__Data shown__:
---

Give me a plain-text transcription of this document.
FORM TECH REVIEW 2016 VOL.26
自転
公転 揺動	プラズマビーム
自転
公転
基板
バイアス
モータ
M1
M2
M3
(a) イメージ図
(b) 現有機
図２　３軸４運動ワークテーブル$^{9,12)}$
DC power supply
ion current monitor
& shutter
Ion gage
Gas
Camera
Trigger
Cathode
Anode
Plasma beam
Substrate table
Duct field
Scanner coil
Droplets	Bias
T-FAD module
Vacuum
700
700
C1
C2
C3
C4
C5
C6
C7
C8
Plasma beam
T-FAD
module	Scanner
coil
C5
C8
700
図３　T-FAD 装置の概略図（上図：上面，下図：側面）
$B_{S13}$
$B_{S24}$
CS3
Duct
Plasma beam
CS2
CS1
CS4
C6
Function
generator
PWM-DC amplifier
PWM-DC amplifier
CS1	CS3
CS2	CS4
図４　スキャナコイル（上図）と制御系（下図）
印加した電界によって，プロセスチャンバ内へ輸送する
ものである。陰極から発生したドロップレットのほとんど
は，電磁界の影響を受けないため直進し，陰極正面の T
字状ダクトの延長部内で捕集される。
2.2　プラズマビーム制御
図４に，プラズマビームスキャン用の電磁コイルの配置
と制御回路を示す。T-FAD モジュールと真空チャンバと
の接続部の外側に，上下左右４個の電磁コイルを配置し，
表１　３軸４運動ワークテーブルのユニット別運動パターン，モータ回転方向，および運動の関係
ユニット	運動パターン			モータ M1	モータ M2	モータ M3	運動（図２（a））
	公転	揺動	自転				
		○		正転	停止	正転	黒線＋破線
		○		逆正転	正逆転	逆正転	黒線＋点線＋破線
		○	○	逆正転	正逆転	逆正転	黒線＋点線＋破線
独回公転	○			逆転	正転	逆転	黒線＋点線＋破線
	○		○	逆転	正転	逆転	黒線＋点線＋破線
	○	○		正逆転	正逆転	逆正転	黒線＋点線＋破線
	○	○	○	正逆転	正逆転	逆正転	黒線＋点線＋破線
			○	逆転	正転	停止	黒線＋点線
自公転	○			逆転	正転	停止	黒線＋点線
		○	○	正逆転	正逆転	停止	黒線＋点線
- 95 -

---

__Task to complete__:
Reproduce the entries above in full, verbatim.

__Reply__:
Give me a plain-text transcription of this document.
FORM TECH REVIEW 2016 VOL.26
自転
公転 揺動	プラズマビーム
自転
公転
基板
バイアス
モータ
M1
M2
M3
(a) イメージ図
(b) 現有機
図２　３軸４運動ワークテーブル$^{9,12)}$
DC power supply
ion current monitor
& shutter
Ion gage
Gas
Camera
Trigger
Cathode
Anode
Plasma beam
Substrate table
Duct field
Scanner coil
Droplets	Bias
T-FAD module
Vacuum
700
700
C1
C2
C3
C4
C5
C6
C7
C8
Plasma beam
T-FAD
module	Scanner
coil
C5
C8
700
図３　T-FAD 装置の概略図（上図：上面，下図：側面）
$B_{S13}$
$B_{S24}$
CS3
Duct
Plasma beam
CS2
CS1
CS4
C6
Function
generator
PWM-DC amplifier
PWM-DC amplifier
CS1	CS3
CS2	CS4
図４　スキャナコイル（上図）と制御系（下図）
印加した電界によって，プロセスチャンバ内へ輸送する
ものである。陰極から発生したドロップレットのほとんど
は，電磁界の影響を受けないため直進し，陰極正面の T
字状ダクトの延長部内で捕集される。
2.2　プラズマビーム制御
図４に，プラズマビームスキャン用の電磁コイルの配置
と制御回路を示す。T-FAD モジュールと真空チャンバと
の接続部の外側に，上下左右４個の電磁コイルを配置し，
表１　３軸４運動ワークテーブルのユニット別運動パターン，モータ回転方向，および運動の関係
ユニット	運動パターン			モータ M1	モータ M2	モータ M3	運動（図２（a））
	公転	揺動	自転				
		○		正転	停止	正転	黒線＋破線
		○		逆正転	正逆転	逆正転	黒線＋点線＋破線
		○	○	逆正転	正逆転	逆正転	黒線＋点線＋破線
独回公転	○			逆転	正転	逆転	黒線＋点線＋破線
	○		○	逆転	正転	逆転	黒線＋点線＋破線
	○	○		正逆転	正逆転	逆正転	黒線＋点線＋破線
	○	○	○	正逆転	正逆転	逆正転	黒線＋点線＋破線
			○	逆転	正転	停止	黒線＋点線
自公転	○			逆転	正転	停止	黒線＋点線
		○	○	正逆転	正逆転	停止	黒線＋点線
- 95 -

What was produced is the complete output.